§ Aim: Read the lines below. Copy out any that hold the string "Well".

§ Dataset extract:
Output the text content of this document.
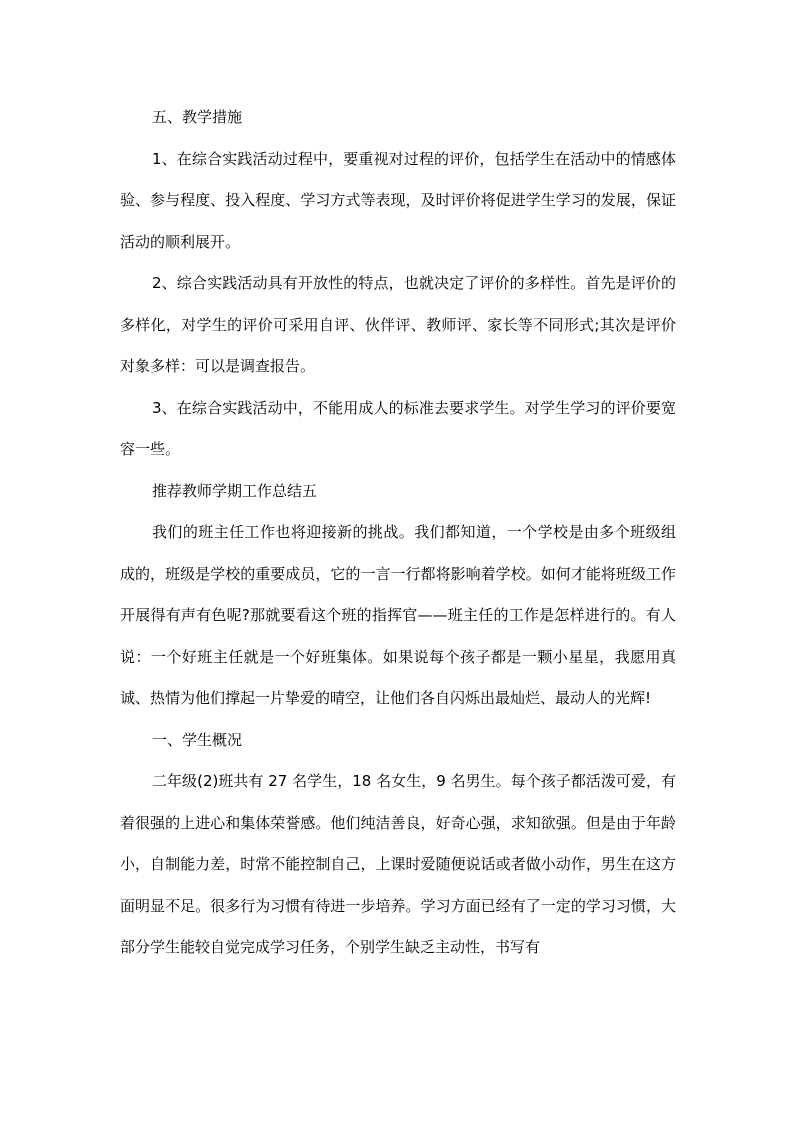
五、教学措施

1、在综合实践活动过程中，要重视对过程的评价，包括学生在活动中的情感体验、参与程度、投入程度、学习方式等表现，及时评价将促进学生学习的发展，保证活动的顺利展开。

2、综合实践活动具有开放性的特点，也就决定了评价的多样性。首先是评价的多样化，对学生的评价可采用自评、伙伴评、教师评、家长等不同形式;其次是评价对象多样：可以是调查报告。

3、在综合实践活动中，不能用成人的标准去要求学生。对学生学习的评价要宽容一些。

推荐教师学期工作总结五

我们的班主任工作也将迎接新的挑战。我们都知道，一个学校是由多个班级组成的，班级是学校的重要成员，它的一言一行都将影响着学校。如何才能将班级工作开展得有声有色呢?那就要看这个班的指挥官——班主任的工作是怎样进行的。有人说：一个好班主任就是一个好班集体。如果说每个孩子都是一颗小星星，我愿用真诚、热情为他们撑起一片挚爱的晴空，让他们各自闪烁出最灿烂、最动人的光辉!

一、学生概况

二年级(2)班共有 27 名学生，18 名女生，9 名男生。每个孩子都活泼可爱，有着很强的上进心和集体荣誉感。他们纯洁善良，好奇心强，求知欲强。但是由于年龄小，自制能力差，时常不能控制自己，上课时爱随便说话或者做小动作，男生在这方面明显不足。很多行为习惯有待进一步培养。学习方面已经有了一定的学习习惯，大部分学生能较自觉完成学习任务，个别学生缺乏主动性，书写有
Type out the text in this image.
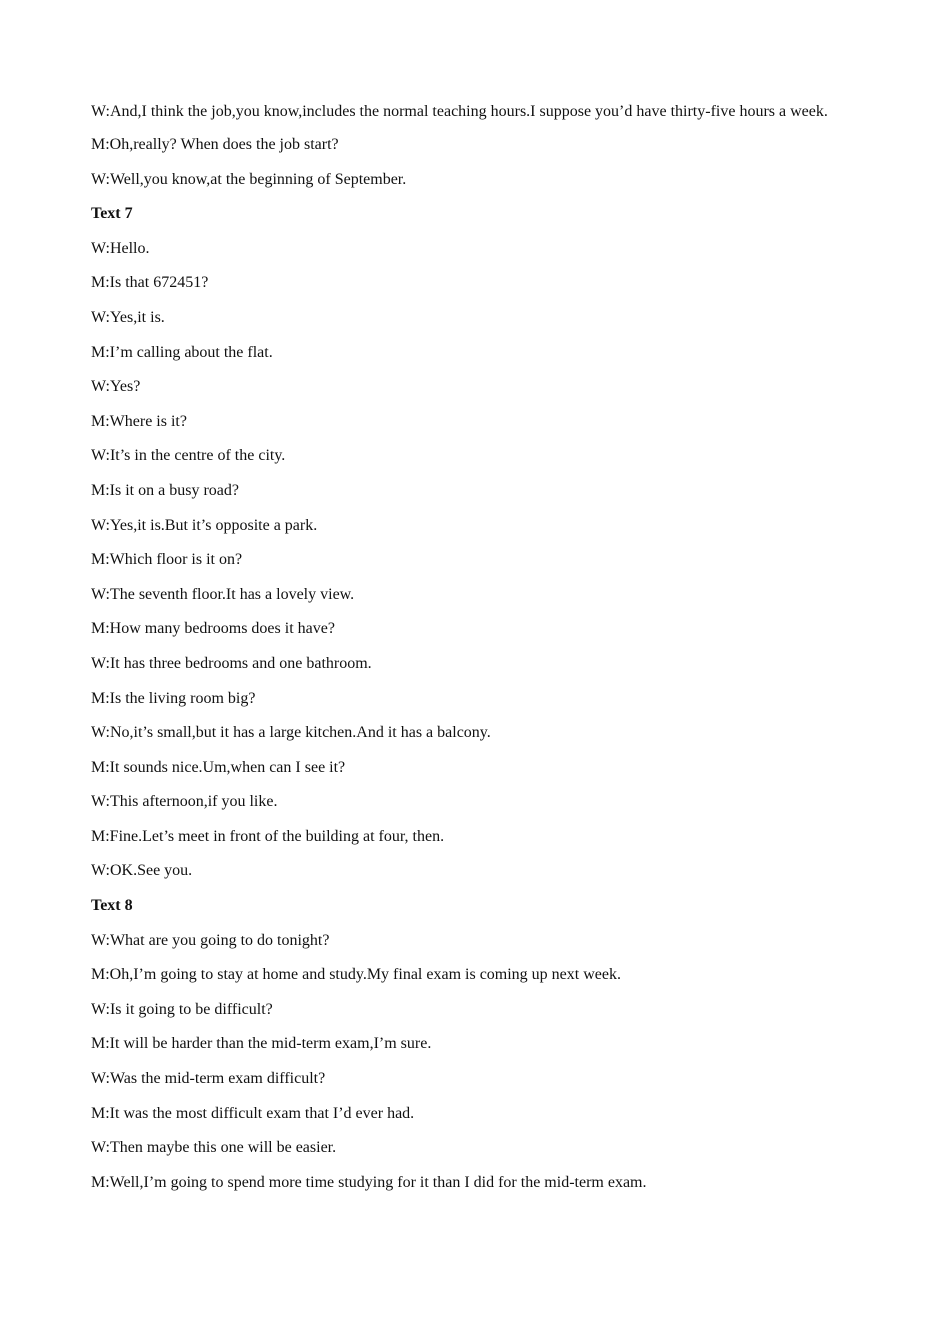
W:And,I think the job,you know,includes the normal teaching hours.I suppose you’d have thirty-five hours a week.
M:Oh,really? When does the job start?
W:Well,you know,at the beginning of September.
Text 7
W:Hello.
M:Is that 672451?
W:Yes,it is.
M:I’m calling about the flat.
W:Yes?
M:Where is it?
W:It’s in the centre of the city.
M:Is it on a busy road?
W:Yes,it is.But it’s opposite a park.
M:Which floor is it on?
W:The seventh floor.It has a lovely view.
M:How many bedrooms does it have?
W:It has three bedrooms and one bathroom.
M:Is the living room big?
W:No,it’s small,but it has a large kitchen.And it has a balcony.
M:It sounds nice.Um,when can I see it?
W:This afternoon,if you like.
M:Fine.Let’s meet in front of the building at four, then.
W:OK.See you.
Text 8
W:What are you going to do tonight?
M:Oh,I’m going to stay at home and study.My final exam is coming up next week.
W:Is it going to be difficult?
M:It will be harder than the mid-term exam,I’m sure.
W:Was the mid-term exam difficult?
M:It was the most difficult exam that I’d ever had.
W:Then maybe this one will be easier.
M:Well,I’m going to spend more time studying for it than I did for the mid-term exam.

...

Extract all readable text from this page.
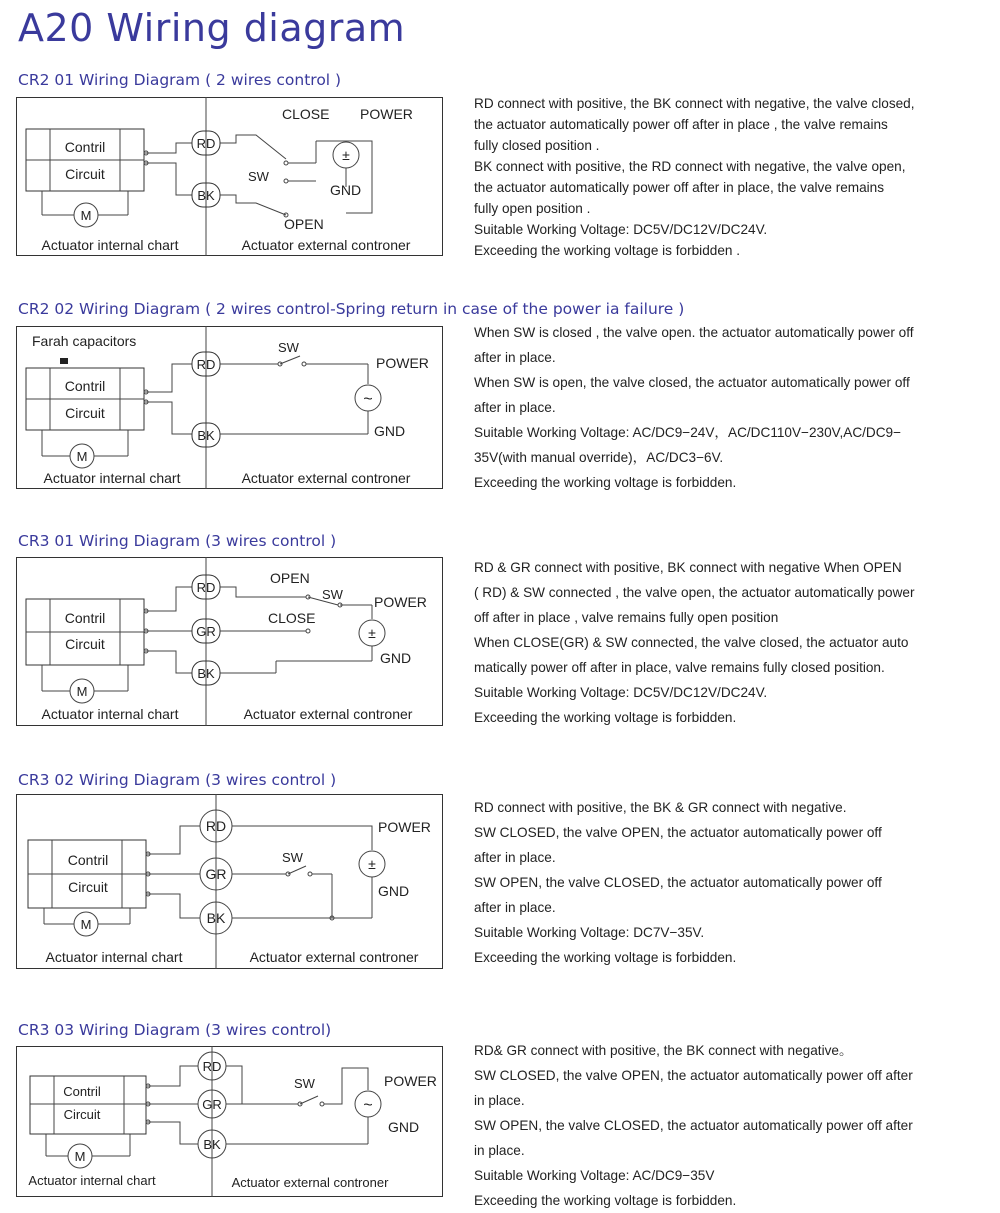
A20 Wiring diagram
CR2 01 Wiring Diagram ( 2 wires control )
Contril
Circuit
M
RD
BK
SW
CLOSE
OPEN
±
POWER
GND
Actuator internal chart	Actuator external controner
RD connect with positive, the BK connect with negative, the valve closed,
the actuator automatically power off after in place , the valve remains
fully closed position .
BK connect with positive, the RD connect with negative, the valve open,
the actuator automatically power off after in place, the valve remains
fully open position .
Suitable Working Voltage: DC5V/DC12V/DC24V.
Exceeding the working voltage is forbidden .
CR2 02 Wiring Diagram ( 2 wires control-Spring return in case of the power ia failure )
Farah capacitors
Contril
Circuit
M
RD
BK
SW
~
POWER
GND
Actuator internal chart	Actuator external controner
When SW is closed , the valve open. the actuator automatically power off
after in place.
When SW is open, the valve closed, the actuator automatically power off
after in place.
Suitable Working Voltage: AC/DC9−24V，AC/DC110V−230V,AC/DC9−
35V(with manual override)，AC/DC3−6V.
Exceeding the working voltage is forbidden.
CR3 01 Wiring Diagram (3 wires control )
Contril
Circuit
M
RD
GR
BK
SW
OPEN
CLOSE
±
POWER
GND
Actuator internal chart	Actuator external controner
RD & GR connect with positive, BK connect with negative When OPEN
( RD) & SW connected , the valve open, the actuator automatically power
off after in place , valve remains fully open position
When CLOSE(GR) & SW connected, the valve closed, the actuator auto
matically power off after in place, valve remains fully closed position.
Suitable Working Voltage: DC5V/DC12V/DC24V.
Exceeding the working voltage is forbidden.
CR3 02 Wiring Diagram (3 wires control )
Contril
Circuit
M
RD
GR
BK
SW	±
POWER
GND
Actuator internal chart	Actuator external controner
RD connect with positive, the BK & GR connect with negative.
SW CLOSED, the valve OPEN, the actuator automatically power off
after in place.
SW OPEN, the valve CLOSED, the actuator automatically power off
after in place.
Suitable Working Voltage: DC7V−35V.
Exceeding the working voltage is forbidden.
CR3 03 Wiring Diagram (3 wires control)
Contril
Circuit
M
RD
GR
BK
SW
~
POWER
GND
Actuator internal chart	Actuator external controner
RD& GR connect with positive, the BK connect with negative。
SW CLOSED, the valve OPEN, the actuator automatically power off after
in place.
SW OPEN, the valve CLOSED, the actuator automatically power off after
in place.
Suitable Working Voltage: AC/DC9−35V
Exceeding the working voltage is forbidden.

==

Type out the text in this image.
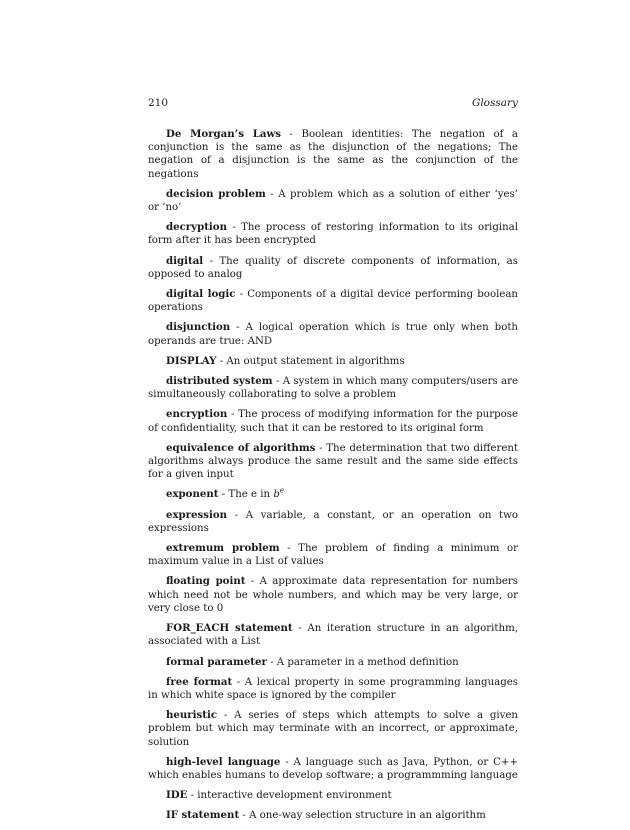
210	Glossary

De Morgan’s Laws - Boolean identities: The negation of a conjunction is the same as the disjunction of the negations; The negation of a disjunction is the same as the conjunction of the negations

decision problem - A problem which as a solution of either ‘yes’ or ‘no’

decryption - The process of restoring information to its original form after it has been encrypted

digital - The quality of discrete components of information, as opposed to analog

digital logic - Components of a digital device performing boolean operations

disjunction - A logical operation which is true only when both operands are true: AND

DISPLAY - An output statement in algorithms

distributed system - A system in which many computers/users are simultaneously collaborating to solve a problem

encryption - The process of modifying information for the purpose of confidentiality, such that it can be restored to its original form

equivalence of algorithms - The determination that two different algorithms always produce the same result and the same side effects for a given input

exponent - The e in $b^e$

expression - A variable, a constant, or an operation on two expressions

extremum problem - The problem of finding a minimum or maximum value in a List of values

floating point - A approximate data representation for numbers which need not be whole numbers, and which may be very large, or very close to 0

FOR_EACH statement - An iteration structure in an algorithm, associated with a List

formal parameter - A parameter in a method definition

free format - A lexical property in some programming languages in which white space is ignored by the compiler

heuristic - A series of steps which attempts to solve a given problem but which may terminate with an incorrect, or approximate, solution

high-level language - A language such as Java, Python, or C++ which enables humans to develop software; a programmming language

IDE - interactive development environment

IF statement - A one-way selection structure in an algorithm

§ Reply:
W:Well,you know,at the beginning of September.
M:Well,I’m going to spend more time studying for it than I did for the mid-term exam.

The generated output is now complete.